Exercise objective => Copy out every line containing the word "worden".

Stored data =>
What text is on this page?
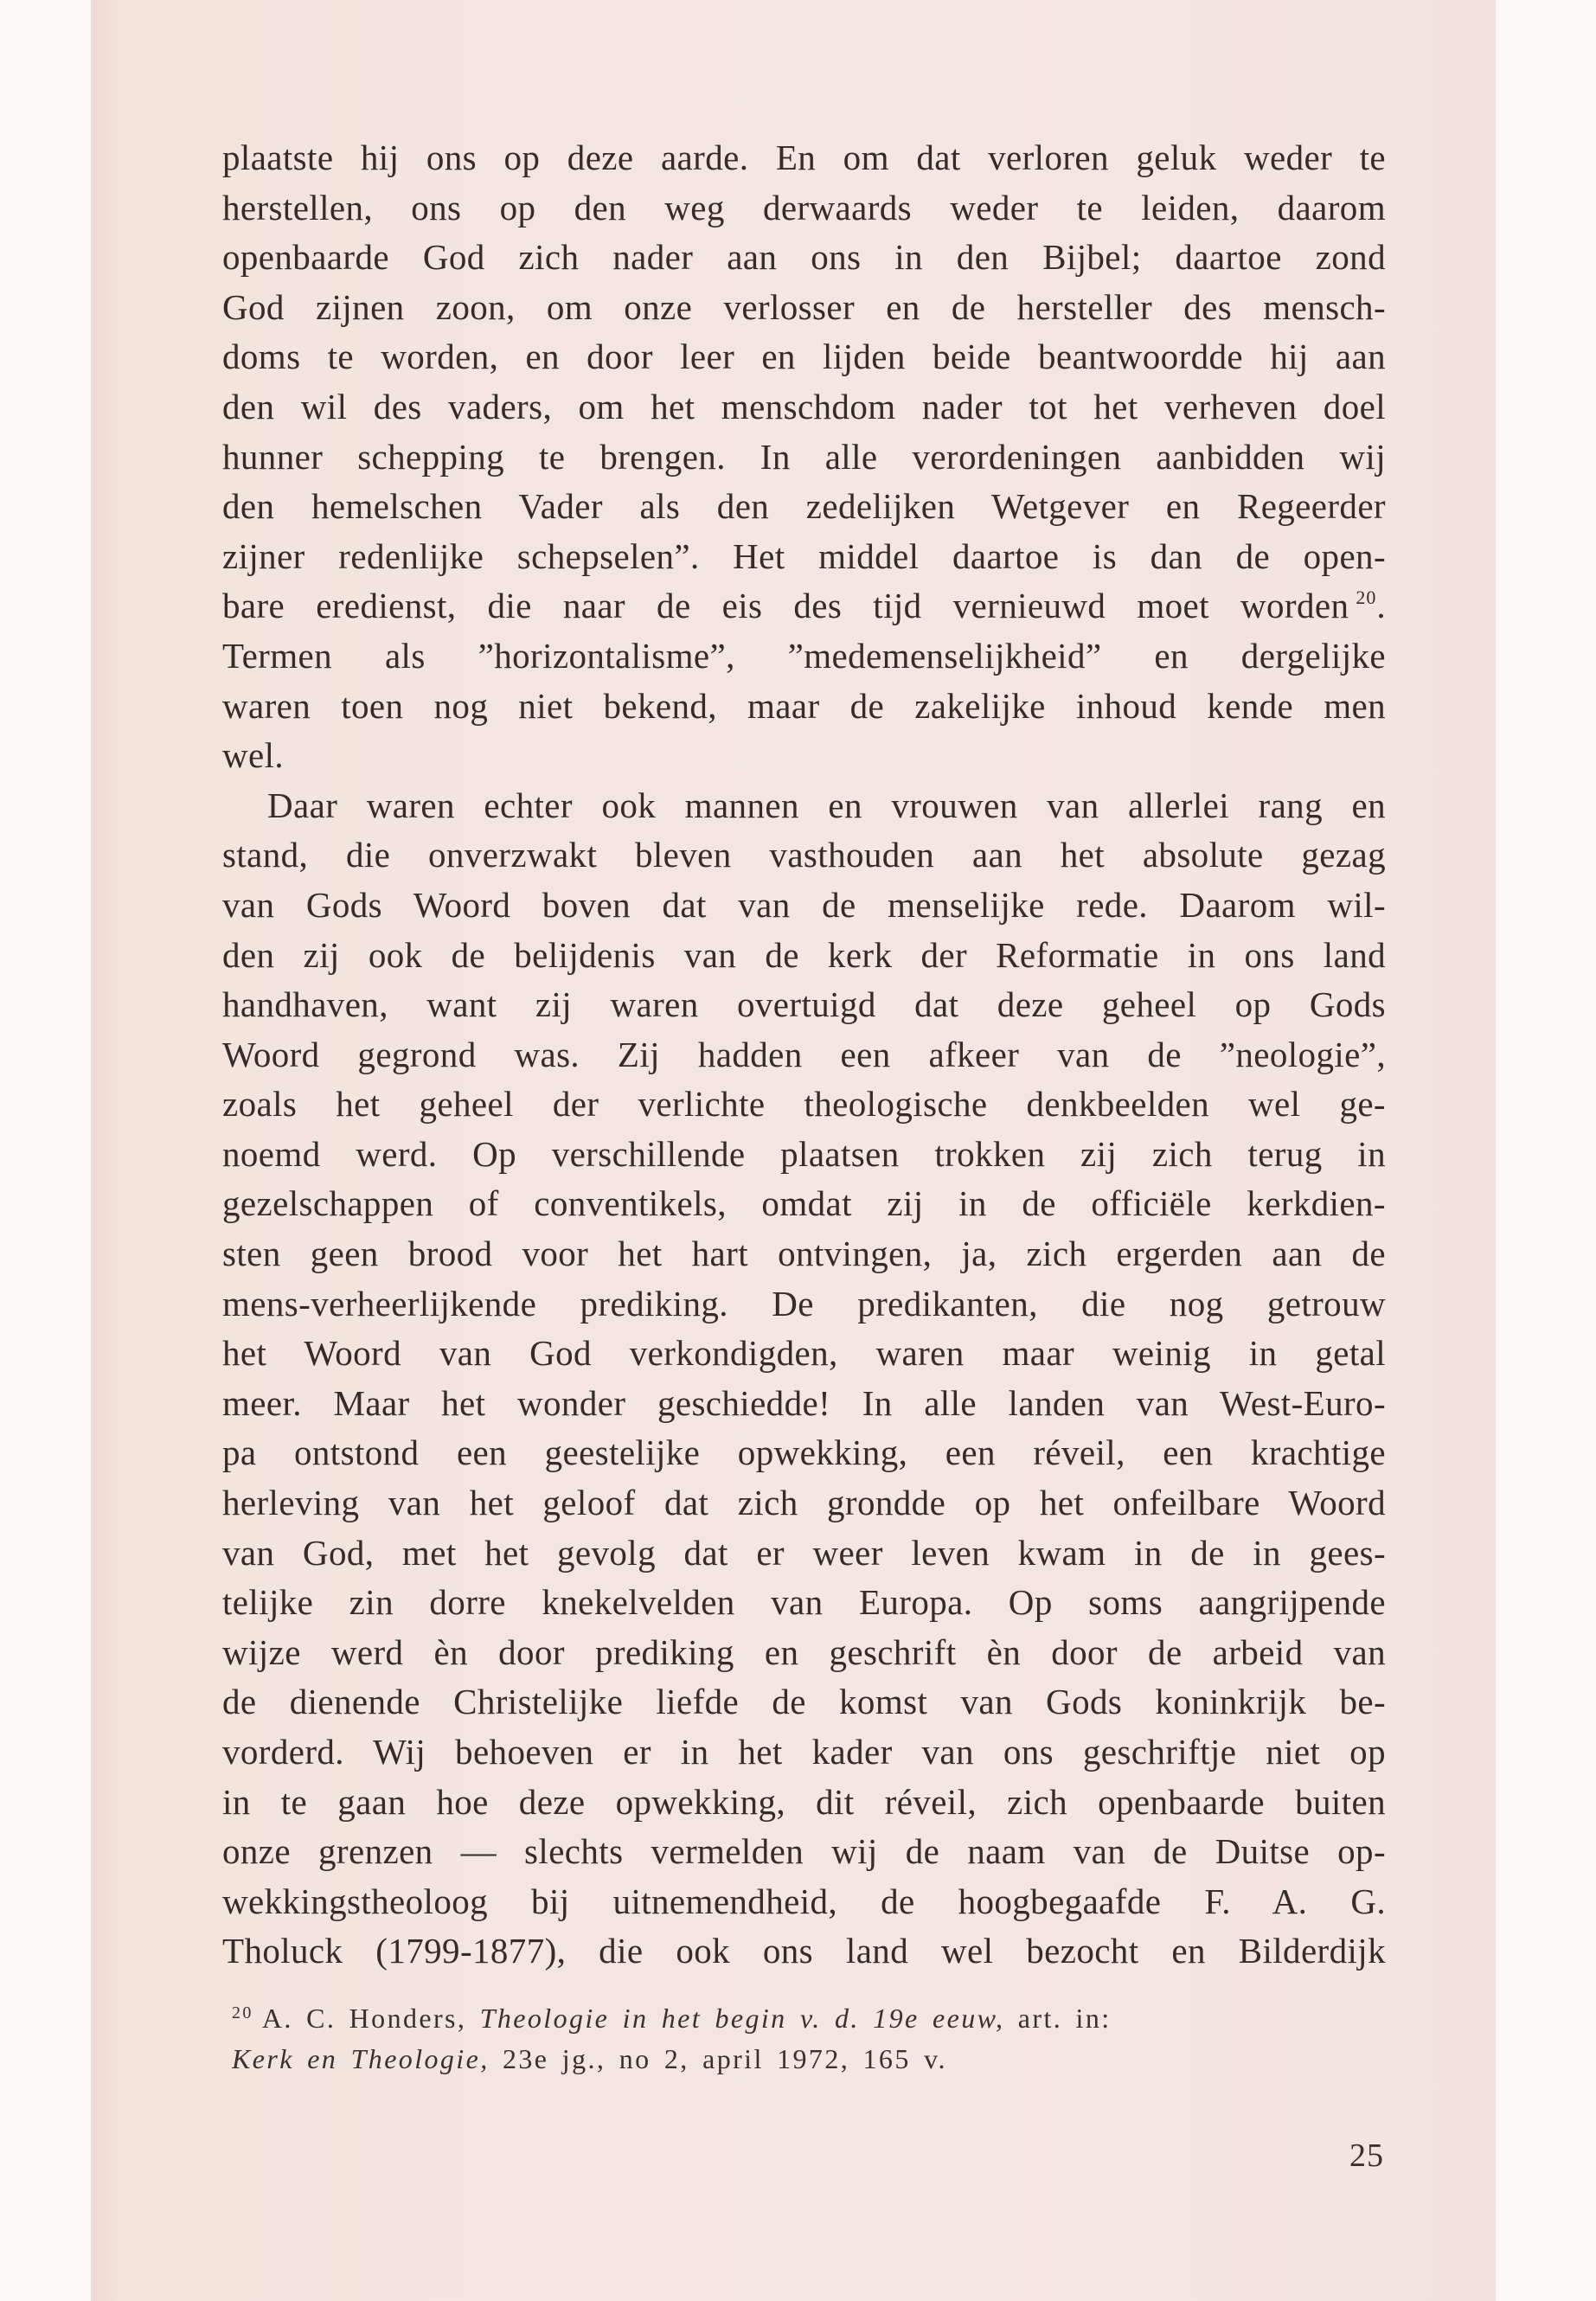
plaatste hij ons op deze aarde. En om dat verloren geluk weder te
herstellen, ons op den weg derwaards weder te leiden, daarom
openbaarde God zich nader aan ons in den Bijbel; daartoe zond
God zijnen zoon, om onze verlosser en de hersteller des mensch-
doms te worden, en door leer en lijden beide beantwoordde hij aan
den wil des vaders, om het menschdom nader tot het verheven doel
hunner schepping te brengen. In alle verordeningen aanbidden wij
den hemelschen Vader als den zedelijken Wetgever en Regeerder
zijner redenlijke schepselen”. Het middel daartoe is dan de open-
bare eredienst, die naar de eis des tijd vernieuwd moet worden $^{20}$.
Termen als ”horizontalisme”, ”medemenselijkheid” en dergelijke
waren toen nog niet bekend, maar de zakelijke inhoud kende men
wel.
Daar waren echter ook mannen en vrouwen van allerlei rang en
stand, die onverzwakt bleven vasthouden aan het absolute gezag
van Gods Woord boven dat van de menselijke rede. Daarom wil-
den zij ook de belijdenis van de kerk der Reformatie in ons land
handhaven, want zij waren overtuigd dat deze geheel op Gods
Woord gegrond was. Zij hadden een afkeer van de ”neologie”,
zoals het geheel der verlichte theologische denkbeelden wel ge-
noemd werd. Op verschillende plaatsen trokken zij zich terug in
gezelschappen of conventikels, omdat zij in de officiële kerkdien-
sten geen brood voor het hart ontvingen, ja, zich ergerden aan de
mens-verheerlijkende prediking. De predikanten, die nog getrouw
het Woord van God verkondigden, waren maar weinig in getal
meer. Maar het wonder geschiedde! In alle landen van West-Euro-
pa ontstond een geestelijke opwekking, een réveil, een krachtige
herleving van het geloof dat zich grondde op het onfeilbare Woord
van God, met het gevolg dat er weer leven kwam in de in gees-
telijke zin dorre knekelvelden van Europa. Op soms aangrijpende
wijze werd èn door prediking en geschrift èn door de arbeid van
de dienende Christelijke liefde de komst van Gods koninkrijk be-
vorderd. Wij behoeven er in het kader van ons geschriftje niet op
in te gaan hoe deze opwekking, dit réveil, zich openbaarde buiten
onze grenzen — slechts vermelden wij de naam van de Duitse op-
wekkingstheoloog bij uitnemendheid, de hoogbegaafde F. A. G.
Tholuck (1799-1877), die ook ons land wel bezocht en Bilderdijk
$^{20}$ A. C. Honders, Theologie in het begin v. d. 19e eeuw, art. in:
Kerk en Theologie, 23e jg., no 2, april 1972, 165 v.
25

Solution to the problem =>
doms te worden, en door leer en lijden beide beantwoordde hij aan
bare eredienst, die naar de eis des tijd vernieuwd moet worden $^{20}$.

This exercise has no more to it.